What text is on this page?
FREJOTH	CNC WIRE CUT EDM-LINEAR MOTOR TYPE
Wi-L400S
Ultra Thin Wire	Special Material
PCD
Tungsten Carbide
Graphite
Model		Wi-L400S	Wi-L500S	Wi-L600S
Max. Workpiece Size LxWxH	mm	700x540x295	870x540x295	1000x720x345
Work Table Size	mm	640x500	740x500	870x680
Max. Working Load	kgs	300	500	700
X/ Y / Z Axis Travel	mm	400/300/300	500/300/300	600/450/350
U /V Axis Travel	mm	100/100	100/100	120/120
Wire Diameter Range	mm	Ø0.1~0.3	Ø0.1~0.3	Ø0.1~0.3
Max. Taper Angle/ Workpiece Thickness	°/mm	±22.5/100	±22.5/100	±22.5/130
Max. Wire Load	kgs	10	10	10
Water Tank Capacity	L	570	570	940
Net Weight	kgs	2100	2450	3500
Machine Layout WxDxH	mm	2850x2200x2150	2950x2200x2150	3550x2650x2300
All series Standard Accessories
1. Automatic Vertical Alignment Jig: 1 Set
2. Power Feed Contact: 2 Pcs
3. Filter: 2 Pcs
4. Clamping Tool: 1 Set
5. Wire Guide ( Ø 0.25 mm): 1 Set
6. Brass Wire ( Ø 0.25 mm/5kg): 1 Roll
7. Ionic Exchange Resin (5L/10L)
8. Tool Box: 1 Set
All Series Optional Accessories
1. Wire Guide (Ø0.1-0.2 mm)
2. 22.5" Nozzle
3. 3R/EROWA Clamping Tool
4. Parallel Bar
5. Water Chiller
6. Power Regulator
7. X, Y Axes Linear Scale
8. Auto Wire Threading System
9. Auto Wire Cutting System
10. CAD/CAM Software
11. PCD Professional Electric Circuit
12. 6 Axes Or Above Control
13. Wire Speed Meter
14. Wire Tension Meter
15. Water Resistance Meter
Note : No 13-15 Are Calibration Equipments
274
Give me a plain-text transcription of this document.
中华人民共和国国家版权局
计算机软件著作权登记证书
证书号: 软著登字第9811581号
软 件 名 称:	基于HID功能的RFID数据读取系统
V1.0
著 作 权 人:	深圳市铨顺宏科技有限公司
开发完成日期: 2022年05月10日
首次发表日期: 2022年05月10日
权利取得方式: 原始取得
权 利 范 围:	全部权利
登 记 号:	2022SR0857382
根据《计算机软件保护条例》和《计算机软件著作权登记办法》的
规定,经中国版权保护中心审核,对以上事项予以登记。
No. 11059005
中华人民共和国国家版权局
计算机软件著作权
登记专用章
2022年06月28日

***

Instruction. Return the entries above exactly, each one complete.

Correct answer.
What text is on this page?
FREJOTH	CNC WIRE CUT EDM-LINEAR MOTOR TYPE
Wi-L400S
Ultra Thin Wire	Special Material
PCD
Tungsten Carbide
Graphite
Model		Wi-L400S	Wi-L500S	Wi-L600S
Max. Workpiece Size LxWxH	mm	700x540x295	870x540x295	1000x720x345
Work Table Size	mm	640x500	740x500	870x680
Max. Working Load	kgs	300	500	700
X/ Y / Z Axis Travel	mm	400/300/300	500/300/300	600/450/350
U /V Axis Travel	mm	100/100	100/100	120/120
Wire Diameter Range	mm	Ø0.1~0.3	Ø0.1~0.3	Ø0.1~0.3
Max. Taper Angle/ Workpiece Thickness	°/mm	±22.5/100	±22.5/100	±22.5/130
Max. Wire Load	kgs	10	10	10
Water Tank Capacity	L	570	570	940
Net Weight	kgs	2100	2450	3500
Machine Layout WxDxH	mm	2850x2200x2150	2950x2200x2150	3550x2650x2300
All series Standard Accessories
1. Automatic Vertical Alignment Jig: 1 Set
2. Power Feed Contact: 2 Pcs
3. Filter: 2 Pcs
4. Clamping Tool: 1 Set
5. Wire Guide ( Ø 0.25 mm): 1 Set
6. Brass Wire ( Ø 0.25 mm/5kg): 1 Roll
7. Ionic Exchange Resin (5L/10L)
8. Tool Box: 1 Set
All Series Optional Accessories
1. Wire Guide (Ø0.1-0.2 mm)
2. 22.5" Nozzle
3. 3R/EROWA Clamping Tool
4. Parallel Bar
5. Water Chiller
6. Power Regulator
7. X, Y Axes Linear Scale
8. Auto Wire Threading System
9. Auto Wire Cutting System
10. CAD/CAM Software
11. PCD Professional Electric Circuit
12. 6 Axes Or Above Control
13. Wire Speed Meter
14. Wire Tension Meter
15. Water Resistance Meter
Note : No 13-15 Are Calibration Equipments
274
Give me a plain-text transcription of this document.
中华人民共和国国家版权局
计算机软件著作权登记证书
证书号: 软著登字第9811581号
软 件 名 称:	基于HID功能的RFID数据读取系统
V1.0
著 作 权 人:	深圳市铨顺宏科技有限公司
开发完成日期: 2022年05月10日
首次发表日期: 2022年05月10日
权利取得方式: 原始取得
权 利 范 围:	全部权利
登 记 号:	2022SR0857382
根据《计算机软件保护条例》和《计算机软件著作权登记办法》的
规定,经中国版权保护中心审核,对以上事项予以登记。
No. 11059005
中华人民共和国国家版权局
计算机软件著作权
登记专用章
2022年06月28日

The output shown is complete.